►

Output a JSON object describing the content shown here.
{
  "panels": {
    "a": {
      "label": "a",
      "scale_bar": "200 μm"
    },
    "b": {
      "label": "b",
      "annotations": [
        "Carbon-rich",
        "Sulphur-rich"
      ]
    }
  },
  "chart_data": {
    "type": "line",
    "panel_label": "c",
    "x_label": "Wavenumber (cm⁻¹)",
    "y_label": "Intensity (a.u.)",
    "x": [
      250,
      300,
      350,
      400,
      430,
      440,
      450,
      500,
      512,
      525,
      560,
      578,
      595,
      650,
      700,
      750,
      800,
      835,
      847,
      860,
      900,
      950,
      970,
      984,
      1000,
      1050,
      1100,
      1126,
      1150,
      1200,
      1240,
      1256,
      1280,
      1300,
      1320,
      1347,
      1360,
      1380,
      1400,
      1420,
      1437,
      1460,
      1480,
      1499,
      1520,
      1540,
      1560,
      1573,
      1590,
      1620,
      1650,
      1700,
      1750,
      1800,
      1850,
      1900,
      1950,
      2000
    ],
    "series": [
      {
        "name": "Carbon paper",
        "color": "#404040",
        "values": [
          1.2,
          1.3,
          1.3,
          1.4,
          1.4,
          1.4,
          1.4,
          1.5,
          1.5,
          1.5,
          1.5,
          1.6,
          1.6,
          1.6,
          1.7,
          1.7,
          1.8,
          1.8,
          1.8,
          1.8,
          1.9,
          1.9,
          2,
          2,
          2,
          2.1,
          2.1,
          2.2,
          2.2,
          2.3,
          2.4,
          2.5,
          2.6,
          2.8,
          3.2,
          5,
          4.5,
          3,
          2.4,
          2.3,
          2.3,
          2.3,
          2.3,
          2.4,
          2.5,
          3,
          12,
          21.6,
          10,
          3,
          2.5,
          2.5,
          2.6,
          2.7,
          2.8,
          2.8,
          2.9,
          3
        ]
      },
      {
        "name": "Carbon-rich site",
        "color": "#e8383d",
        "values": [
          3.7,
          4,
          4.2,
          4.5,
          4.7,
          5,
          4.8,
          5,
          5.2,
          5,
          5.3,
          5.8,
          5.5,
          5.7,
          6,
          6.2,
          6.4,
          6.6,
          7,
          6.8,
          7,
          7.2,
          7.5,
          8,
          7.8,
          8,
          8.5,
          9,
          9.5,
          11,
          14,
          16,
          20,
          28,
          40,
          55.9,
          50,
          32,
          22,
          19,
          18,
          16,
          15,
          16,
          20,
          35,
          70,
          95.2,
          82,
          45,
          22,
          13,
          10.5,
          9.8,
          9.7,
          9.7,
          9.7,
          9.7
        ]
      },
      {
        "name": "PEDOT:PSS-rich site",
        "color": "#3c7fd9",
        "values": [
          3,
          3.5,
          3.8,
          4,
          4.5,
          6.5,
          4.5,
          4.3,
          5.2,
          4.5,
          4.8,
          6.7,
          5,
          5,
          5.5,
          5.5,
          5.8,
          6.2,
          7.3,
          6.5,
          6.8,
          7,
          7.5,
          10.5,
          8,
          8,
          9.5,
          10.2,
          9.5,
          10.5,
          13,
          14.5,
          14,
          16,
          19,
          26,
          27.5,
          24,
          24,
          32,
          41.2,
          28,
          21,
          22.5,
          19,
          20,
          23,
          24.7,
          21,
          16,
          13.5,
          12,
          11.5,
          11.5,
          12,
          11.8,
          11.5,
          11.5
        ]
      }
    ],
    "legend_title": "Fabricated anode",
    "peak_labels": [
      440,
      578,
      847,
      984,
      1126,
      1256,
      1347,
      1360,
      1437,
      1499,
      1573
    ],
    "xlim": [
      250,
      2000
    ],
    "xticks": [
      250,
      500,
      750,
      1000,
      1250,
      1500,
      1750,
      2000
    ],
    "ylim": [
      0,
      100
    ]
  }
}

◄

### Your goal
Whichever lines contain the string "name", select and copy them.

### Correct output
        "name": "Carbon paper",
        "name": "Carbon-rich site",
        "name": "PEDOT:PSS-rich site",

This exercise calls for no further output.